>>>

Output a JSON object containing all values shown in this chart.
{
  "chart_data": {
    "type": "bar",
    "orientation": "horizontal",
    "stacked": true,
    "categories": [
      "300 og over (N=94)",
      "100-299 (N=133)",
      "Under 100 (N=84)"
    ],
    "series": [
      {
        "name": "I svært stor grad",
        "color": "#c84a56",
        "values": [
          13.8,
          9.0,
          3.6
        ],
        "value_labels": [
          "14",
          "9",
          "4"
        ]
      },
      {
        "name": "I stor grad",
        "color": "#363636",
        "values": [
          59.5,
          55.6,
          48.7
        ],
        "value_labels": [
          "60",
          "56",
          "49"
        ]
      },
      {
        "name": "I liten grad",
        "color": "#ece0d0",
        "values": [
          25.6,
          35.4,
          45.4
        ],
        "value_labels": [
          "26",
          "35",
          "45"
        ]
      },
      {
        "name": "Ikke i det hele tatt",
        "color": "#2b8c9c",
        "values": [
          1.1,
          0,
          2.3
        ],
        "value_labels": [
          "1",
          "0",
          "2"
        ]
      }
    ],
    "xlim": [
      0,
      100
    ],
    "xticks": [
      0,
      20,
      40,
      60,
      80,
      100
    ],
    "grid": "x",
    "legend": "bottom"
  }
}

<<<

▶ _AIM_
Retype every record above exactly as it appears.

▶ _SOLUTION TO THE PROBLEM_
Output a JSON object containing all values shown in this chart.
{
  "chart_data": {
    "type": "bar",
    "orientation": "horizontal",
    "stacked": true,
    "categories": [
      "300 og over (N=94)",
      "100-299 (N=133)",
      "Under 100 (N=84)"
    ],
    "series": [
      {
        "name": "I svært stor grad",
        "color": "#c84a56",
        "values": [
          13.8,
          9.0,
          3.6
        ],
        "value_labels": [
          "14",
          "9",
          "4"
        ]
      },
      {
        "name": "I stor grad",
        "color": "#363636",
        "values": [
          59.5,
          55.6,
          48.7
        ],
        "value_labels": [
          "60",
          "56",
          "49"
        ]
      },
      {
        "name": "I liten grad",
        "color": "#ece0d0",
        "values": [
          25.6,
          35.4,
          45.4
        ],
        "value_labels": [
          "26",
          "35",
          "45"
        ]
      },
      {
        "name": "Ikke i det hele tatt",
        "color": "#2b8c9c",
        "values": [
          1.1,
          0,
          2.3
        ],
        "value_labels": [
          "1",
          "0",
          "2"
        ]
      }
    ],
    "xlim": [
      0,
      100
    ],
    "xticks": [
      0,
      20,
      40,
      60,
      80,
      100
    ],
    "grid": "x",
    "legend": "bottom"
  }
}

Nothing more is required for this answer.